Source data ▸

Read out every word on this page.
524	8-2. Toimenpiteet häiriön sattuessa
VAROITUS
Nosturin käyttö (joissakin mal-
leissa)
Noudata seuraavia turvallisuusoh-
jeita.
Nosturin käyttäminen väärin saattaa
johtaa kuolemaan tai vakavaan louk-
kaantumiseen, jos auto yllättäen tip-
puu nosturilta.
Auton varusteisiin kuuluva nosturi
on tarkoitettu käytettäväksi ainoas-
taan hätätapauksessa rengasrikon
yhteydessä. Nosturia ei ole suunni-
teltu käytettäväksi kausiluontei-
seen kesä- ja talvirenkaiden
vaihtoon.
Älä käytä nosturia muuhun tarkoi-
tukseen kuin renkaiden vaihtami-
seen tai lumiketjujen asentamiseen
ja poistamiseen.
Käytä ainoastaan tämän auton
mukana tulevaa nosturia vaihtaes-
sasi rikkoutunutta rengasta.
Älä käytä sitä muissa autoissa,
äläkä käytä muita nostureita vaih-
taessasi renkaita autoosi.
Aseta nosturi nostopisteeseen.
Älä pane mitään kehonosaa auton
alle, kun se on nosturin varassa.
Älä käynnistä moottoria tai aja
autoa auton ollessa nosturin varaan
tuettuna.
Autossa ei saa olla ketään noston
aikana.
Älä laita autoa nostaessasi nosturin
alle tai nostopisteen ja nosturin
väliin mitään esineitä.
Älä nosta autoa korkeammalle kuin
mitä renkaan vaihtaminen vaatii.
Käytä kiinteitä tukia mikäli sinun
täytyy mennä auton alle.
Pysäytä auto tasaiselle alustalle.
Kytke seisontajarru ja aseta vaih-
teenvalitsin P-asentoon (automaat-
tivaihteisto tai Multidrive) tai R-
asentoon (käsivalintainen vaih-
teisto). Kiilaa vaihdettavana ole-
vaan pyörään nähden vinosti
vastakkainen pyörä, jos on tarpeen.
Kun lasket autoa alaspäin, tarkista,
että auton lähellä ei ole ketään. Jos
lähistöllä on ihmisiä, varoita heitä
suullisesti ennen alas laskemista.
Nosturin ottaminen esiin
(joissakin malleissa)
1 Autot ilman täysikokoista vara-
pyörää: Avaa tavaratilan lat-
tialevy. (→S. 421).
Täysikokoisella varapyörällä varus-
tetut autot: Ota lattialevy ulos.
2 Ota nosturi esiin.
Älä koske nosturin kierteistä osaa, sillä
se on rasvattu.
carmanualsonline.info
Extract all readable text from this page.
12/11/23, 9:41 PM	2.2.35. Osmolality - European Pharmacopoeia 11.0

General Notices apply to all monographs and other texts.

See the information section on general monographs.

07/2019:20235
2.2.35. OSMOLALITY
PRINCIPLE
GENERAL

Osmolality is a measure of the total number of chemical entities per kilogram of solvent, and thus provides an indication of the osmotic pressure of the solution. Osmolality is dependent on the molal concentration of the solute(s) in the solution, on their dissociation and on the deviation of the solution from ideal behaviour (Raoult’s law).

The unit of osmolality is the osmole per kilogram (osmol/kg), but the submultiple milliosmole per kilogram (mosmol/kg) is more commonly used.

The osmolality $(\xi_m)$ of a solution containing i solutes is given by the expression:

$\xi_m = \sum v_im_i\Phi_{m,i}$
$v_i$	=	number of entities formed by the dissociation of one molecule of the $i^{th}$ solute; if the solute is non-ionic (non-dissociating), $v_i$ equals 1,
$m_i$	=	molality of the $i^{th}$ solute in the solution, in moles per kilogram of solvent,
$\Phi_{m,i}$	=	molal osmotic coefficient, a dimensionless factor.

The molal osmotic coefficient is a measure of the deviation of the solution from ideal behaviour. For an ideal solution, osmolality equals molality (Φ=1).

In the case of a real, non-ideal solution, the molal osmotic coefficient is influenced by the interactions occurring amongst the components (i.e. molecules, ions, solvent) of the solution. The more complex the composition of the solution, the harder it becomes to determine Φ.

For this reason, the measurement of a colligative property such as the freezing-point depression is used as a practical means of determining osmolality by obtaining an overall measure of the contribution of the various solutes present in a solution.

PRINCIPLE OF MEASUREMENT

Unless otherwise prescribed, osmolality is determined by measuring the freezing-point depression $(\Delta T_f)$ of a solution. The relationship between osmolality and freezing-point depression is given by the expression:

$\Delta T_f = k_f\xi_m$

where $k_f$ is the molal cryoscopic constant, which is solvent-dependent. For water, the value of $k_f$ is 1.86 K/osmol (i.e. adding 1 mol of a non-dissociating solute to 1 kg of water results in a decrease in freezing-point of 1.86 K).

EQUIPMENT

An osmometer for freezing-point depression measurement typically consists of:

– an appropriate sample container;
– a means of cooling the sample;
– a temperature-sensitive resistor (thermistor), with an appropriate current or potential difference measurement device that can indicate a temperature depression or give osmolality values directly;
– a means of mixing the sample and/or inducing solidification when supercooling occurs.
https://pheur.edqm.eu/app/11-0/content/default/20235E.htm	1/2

Task objective ▸ Where a line contains "dissociating", copy that line.

Solution to this problem ▸
$v_i$	=	number of entities formed by the dissociation of one molecule of the $i^{th}$ solute; if the solute is non-ionic (non-dissociating), $v_i$ equals 1,
where $k_f$ is the molal cryoscopic constant, which is solvent-dependent. For water, the value of $k_f$ is 1.86 K/osmol (i.e. adding 1 mol of a non-dissociating solute to 1 kg of water results in a decrease in freezing-point of 1.86 K).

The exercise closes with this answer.